Read the lines below. Copy out any that hold the string "Gyro".
▬▬▬▬▬▬▬▬▬▬
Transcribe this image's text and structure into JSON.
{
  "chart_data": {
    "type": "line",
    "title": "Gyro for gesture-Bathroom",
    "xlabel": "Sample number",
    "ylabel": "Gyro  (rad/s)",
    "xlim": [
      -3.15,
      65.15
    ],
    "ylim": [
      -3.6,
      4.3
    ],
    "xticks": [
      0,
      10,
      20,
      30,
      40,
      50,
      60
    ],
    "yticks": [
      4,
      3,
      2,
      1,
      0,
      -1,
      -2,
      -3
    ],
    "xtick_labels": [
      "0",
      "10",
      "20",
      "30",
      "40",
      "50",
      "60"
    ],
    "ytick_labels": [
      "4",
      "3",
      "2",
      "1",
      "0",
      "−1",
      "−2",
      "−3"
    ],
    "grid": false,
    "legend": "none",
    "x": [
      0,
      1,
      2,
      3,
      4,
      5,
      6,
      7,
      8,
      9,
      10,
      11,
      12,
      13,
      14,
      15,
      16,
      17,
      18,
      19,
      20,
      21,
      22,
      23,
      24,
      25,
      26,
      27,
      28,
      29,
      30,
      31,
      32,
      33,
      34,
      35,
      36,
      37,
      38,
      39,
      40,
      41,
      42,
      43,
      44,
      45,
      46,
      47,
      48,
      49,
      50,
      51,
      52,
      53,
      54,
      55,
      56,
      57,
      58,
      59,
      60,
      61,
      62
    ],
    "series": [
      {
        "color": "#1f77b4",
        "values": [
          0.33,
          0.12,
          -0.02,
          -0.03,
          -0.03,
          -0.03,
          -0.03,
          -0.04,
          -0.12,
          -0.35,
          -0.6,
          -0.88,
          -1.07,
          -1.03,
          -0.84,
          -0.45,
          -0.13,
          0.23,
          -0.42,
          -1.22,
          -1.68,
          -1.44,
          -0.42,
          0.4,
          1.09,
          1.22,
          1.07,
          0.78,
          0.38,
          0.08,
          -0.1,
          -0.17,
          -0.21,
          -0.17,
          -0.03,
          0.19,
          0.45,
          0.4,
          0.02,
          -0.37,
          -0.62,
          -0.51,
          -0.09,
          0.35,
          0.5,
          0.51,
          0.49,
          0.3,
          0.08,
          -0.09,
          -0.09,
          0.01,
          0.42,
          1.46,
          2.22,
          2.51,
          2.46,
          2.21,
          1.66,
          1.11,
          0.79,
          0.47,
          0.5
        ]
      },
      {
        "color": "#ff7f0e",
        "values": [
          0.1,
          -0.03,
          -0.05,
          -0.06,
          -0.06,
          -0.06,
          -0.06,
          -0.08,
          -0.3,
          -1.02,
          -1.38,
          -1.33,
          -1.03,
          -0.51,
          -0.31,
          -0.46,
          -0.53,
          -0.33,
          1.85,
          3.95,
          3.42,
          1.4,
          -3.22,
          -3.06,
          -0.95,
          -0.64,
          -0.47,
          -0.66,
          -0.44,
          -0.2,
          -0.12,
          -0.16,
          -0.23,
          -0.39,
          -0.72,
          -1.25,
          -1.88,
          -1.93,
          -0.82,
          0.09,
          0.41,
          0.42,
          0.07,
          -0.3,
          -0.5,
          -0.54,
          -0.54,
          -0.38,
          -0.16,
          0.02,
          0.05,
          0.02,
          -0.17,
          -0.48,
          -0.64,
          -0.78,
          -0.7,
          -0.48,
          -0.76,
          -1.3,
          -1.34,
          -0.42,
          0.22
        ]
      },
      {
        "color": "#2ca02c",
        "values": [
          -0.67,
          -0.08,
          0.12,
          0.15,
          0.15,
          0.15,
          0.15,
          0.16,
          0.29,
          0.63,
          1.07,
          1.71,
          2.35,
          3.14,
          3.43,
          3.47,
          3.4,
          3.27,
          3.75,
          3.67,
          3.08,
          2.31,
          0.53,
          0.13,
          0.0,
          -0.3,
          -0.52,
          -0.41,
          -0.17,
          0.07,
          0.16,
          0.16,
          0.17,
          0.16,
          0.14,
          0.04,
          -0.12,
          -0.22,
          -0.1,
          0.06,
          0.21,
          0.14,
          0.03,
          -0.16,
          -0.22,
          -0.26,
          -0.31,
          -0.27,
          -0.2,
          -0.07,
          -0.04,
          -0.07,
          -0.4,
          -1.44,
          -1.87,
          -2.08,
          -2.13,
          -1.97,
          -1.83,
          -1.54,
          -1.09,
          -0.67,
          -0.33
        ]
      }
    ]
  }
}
▬▬▬▬▬▬▬▬▬▬
§ **RESULT FOR THIS TASK**
    "title": "Gyro for gesture-Bathroom",
    "ylabel": "Gyro  (rad/s)",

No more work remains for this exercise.